# TASK INSTRUCTIONS:
In the data below, find every line with the string "Marcellin" and pull it out.
-- Begin --
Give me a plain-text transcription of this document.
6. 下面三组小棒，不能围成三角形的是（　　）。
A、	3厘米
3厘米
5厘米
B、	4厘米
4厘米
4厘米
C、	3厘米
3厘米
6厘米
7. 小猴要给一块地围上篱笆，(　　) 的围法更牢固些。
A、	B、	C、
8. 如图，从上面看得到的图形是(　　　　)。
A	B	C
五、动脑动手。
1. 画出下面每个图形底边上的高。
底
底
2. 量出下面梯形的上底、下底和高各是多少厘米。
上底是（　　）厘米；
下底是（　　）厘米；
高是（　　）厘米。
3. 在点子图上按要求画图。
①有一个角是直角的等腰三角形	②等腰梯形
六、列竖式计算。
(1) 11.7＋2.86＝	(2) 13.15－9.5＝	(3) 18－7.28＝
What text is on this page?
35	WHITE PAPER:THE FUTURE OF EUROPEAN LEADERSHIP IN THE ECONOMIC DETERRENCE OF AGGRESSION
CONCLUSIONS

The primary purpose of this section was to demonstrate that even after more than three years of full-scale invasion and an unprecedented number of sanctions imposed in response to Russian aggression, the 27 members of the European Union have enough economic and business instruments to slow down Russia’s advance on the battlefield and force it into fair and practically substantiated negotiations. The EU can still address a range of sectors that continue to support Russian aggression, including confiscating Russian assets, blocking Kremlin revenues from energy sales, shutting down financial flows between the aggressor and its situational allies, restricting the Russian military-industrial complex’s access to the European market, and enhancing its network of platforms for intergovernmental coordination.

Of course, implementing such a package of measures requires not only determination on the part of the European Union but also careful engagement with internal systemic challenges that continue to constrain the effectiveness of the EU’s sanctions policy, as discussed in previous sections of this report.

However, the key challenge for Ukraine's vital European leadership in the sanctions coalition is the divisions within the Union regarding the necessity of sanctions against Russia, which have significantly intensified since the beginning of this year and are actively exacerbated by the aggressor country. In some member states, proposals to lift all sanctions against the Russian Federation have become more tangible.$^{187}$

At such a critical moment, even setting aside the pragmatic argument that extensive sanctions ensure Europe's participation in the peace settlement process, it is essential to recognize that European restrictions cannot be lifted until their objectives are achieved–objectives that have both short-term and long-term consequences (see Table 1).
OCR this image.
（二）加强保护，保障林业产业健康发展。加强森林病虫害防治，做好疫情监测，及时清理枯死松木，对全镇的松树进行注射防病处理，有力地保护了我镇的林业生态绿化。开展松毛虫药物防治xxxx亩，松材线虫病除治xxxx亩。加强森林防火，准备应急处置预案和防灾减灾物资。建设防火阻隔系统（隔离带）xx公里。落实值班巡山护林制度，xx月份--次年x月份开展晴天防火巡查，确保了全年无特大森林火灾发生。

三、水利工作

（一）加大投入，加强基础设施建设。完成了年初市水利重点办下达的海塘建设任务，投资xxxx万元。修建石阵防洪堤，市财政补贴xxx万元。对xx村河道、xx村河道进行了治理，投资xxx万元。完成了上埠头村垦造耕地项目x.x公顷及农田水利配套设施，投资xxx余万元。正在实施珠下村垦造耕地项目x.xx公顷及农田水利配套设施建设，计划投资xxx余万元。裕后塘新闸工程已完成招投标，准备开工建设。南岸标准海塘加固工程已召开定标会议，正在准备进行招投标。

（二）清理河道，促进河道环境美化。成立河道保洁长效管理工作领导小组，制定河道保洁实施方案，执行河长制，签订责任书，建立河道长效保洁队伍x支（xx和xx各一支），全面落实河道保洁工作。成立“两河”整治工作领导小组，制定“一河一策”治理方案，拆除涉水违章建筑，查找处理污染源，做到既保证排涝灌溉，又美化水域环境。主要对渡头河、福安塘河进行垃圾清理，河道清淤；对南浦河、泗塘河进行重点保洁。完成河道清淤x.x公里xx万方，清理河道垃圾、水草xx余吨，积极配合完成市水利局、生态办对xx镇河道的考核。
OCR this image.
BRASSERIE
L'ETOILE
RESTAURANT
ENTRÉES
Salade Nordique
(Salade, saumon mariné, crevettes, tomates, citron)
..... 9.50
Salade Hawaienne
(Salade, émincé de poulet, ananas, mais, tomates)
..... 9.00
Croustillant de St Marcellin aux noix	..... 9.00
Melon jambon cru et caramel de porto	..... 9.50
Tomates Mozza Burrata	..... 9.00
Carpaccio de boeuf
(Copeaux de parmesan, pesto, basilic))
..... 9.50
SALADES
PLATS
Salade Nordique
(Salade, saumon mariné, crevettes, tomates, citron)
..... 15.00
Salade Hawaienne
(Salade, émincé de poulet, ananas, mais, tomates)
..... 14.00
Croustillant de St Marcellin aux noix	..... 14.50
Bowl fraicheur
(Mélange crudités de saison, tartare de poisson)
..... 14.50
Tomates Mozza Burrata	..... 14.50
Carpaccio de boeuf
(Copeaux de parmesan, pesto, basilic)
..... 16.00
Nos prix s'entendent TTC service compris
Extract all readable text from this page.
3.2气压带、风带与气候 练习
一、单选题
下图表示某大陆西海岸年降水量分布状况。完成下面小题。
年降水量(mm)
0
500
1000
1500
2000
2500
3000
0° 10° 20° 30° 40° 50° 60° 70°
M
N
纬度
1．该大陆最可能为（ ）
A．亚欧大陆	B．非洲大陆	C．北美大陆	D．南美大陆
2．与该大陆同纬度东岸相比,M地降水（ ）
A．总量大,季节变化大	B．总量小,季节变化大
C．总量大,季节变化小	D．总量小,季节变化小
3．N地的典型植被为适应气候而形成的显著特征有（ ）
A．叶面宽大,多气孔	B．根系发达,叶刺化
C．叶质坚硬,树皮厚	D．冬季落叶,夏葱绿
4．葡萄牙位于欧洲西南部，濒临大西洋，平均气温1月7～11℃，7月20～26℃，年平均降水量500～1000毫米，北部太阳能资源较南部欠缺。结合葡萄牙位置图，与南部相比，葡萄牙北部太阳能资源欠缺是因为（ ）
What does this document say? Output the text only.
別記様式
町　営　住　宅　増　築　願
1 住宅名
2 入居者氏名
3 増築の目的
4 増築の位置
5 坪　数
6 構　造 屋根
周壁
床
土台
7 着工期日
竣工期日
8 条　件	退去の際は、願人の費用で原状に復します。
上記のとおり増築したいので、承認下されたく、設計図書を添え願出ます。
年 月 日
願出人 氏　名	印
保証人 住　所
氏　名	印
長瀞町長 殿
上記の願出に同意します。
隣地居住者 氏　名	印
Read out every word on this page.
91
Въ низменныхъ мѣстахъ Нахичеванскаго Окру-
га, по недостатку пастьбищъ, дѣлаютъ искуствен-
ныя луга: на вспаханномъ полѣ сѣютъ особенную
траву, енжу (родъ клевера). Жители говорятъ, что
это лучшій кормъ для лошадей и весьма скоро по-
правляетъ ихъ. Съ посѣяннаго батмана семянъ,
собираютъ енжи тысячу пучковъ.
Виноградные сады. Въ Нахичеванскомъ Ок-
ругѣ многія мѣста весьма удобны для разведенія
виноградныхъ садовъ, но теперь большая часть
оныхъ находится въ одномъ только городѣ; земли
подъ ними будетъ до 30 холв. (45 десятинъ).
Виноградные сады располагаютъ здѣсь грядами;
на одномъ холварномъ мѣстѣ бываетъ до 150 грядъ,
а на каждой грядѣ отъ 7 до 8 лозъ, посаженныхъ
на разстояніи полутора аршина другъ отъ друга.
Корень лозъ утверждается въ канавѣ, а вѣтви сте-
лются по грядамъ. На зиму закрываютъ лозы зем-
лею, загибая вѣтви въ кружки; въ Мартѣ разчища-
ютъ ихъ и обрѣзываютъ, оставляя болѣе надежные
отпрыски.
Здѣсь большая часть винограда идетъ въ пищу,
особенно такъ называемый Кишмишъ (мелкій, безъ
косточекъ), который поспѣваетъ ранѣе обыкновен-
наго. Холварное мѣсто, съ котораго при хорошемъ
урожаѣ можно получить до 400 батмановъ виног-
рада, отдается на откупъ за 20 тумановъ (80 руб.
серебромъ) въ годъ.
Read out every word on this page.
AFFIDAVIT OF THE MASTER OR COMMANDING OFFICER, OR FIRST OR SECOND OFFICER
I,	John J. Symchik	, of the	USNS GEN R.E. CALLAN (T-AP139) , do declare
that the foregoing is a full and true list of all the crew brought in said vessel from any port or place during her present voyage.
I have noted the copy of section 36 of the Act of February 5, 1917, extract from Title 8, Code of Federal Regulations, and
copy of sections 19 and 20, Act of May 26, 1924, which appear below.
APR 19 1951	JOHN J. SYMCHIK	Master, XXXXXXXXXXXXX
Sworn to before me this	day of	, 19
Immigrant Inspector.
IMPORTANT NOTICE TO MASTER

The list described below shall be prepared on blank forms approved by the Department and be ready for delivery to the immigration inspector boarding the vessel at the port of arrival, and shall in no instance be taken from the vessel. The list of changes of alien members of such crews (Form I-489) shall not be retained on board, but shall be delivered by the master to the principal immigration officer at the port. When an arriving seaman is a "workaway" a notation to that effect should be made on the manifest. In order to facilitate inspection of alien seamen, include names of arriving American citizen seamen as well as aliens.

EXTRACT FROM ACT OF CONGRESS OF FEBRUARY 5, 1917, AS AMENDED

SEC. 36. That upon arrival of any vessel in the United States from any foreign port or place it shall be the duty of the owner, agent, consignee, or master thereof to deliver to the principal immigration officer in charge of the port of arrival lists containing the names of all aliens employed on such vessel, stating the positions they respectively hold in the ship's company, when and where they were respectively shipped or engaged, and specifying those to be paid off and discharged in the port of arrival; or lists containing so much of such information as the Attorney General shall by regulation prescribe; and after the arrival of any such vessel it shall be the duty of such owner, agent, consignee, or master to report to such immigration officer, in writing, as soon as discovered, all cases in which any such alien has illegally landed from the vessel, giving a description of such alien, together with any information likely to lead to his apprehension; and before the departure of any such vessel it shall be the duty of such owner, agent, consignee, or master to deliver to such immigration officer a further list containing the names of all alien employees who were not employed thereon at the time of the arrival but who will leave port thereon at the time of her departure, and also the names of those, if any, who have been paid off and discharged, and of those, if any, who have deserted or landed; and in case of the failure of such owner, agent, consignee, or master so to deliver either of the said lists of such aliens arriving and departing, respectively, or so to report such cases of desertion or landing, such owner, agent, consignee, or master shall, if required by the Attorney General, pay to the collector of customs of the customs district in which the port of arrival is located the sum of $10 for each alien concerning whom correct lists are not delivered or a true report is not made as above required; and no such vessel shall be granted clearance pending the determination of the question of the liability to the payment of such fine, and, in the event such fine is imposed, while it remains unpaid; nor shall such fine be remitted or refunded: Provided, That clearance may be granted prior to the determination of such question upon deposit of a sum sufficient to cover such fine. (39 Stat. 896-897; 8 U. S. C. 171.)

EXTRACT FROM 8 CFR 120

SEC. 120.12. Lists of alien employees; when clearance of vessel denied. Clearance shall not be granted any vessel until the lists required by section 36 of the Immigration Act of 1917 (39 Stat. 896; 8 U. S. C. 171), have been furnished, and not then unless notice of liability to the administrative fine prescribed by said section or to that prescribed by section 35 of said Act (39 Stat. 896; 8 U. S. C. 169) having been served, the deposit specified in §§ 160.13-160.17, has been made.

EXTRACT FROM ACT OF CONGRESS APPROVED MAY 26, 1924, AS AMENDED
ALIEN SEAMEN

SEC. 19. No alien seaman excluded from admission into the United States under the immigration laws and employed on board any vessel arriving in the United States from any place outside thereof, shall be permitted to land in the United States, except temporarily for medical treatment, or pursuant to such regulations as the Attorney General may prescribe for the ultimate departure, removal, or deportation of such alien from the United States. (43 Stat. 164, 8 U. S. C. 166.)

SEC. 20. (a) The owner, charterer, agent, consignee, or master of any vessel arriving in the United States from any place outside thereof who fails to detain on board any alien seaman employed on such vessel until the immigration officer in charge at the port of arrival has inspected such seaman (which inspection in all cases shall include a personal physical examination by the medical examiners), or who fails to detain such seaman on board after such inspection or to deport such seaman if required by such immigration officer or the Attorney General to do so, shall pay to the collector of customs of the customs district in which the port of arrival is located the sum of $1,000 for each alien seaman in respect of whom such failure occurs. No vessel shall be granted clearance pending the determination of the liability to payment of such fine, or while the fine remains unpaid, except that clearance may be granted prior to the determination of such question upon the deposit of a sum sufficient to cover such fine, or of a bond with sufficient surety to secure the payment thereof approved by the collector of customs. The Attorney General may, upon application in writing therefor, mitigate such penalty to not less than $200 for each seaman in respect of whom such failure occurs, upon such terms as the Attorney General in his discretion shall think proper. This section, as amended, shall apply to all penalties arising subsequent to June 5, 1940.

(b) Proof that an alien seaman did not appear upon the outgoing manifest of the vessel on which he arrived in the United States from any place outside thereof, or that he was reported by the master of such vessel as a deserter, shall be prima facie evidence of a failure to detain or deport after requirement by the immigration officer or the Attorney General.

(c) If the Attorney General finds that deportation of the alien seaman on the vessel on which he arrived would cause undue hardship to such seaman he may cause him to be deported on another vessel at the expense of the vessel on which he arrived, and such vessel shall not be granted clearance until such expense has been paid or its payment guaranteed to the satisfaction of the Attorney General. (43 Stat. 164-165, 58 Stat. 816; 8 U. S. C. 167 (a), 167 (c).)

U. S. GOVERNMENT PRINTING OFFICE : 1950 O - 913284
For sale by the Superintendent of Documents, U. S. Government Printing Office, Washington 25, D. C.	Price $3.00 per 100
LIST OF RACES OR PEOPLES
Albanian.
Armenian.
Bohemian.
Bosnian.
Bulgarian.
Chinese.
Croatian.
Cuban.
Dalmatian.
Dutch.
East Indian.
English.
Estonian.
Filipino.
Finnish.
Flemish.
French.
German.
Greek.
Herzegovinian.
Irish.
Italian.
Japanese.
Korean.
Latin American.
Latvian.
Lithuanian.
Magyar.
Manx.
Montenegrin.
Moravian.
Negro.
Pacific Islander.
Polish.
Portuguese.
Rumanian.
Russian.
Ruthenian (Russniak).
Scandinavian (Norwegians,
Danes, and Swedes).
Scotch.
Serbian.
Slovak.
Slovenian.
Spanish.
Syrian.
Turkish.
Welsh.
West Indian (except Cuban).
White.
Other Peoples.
-- End --
# REPLY TO THE EXERCISE:
Croustillant de St Marcellin aux noix	..... 9.00
Croustillant de St Marcellin aux noix	..... 14.50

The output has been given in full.